Stated task: Find each line holding "this" and copy it out.
═════ Material provided
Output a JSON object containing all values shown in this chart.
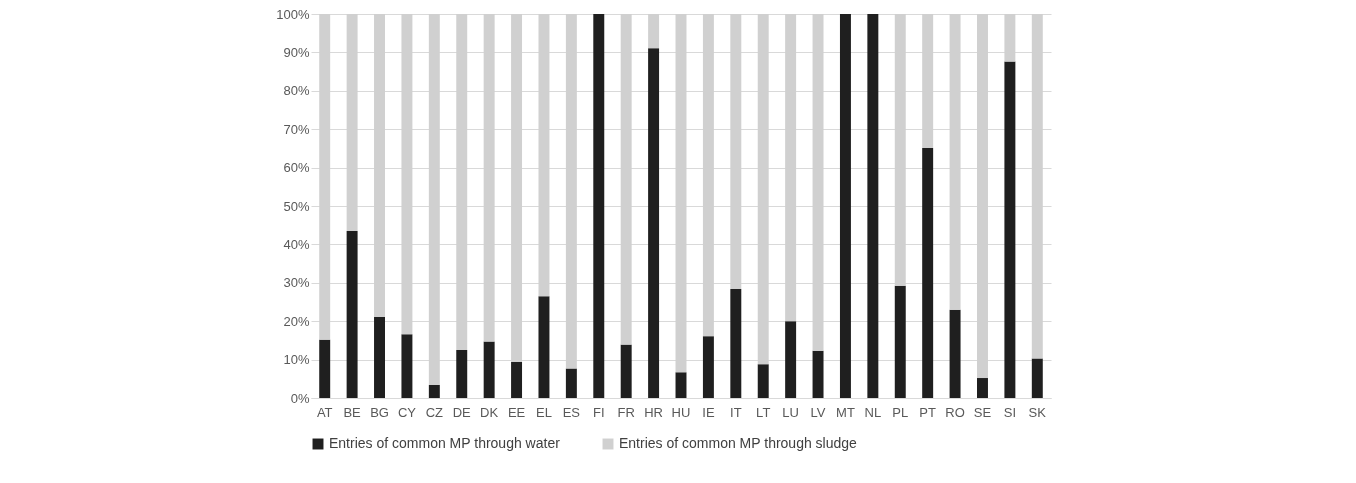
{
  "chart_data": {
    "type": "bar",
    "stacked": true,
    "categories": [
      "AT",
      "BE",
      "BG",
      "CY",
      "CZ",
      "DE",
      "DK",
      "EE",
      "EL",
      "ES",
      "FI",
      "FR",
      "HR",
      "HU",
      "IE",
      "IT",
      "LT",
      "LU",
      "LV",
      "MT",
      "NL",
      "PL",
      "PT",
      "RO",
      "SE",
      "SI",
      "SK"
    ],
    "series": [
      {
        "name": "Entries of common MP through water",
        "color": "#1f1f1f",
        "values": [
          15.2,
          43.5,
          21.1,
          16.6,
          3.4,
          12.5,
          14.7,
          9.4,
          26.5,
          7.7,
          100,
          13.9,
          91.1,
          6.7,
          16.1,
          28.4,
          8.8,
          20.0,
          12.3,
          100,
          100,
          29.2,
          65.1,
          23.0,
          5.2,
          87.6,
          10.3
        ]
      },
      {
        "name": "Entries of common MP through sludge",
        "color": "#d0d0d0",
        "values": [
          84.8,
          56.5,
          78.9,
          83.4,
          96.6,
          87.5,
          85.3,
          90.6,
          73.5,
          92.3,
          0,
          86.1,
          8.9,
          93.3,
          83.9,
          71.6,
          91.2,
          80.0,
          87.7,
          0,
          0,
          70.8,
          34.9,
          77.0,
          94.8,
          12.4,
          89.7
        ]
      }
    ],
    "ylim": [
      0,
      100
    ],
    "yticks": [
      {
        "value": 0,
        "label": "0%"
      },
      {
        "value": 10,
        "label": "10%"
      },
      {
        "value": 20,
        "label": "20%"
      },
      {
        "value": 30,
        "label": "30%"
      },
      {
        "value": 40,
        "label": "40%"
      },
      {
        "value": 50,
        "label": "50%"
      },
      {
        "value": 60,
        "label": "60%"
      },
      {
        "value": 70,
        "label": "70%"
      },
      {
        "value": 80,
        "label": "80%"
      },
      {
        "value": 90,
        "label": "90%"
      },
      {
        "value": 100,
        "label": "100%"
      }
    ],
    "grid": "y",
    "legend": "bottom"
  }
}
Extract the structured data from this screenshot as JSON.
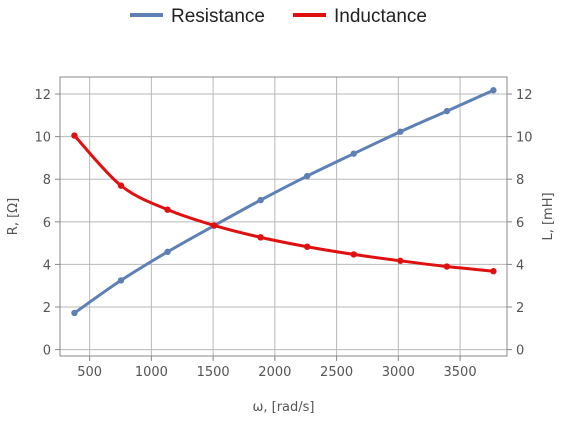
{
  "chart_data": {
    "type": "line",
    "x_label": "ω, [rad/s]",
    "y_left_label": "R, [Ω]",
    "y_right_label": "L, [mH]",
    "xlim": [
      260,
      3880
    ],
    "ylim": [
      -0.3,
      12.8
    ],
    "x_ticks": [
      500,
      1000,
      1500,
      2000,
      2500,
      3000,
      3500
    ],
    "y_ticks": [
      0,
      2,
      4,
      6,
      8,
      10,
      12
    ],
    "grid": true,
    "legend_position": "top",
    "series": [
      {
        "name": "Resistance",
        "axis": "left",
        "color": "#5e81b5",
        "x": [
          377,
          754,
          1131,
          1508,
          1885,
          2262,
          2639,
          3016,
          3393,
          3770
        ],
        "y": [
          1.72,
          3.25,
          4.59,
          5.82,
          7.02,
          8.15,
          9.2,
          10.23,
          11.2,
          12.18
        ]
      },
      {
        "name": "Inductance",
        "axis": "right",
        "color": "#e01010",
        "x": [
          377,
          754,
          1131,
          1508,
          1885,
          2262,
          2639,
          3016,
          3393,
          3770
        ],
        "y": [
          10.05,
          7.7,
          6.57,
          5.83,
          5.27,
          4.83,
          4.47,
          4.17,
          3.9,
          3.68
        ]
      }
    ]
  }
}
══════════
Output of the exercise:
Output a JSON object containing all values shown in this chart.
Extract the structured data from this screenshot as JSON.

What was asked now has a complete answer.